- Work to do:
The records underneath are to be repeated exactly, with the pictures left out.

(Excerpts from a figure dataset)
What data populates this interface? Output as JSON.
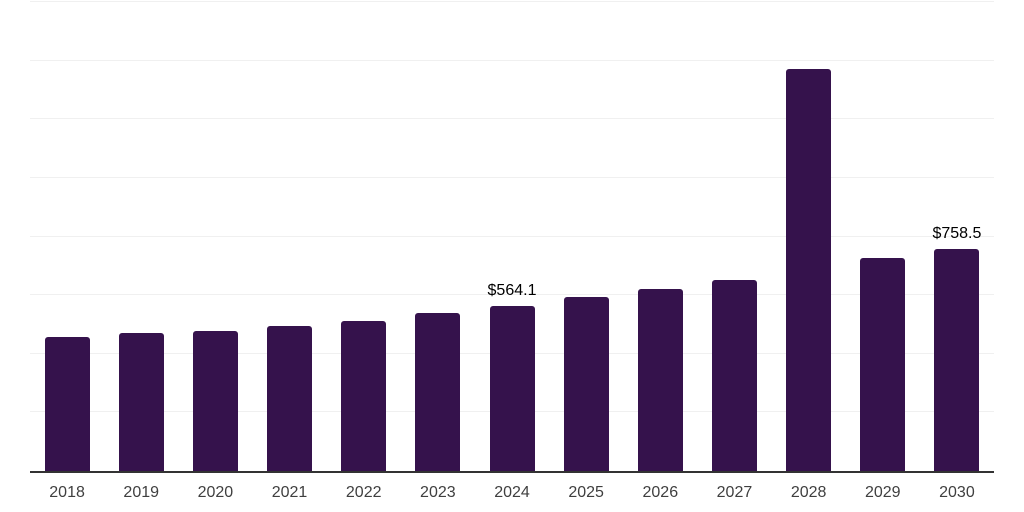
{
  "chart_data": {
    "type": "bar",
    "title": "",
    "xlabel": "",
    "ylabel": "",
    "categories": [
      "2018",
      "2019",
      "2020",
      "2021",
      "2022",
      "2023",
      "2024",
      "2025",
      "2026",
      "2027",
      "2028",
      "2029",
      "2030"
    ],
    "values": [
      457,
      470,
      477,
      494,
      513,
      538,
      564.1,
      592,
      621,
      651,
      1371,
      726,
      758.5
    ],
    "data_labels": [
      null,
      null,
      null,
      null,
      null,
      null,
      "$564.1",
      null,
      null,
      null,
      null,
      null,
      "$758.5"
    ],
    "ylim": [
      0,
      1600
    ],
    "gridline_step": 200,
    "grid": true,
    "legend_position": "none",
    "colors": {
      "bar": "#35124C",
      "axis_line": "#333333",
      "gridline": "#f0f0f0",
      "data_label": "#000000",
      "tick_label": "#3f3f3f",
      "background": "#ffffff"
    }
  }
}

- Exercise result:
What data populates this interface? Output as JSON.
{
  "chart_data": {
    "type": "bar",
    "title": "",
    "xlabel": "",
    "ylabel": "",
    "categories": [
      "2018",
      "2019",
      "2020",
      "2021",
      "2022",
      "2023",
      "2024",
      "2025",
      "2026",
      "2027",
      "2028",
      "2029",
      "2030"
    ],
    "values": [
      457,
      470,
      477,
      494,
      513,
      538,
      564.1,
      592,
      621,
      651,
      1371,
      726,
      758.5
    ],
    "data_labels": [
      null,
      null,
      null,
      null,
      null,
      null,
      "$564.1",
      null,
      null,
      null,
      null,
      null,
      "$758.5"
    ],
    "ylim": [
      0,
      1600
    ],
    "gridline_step": 200,
    "grid": true,
    "legend_position": "none",
    "colors": {
      "bar": "#35124C",
      "axis_line": "#333333",
      "gridline": "#f0f0f0",
      "data_label": "#000000",
      "tick_label": "#3f3f3f",
      "background": "#ffffff"
    }
  }
}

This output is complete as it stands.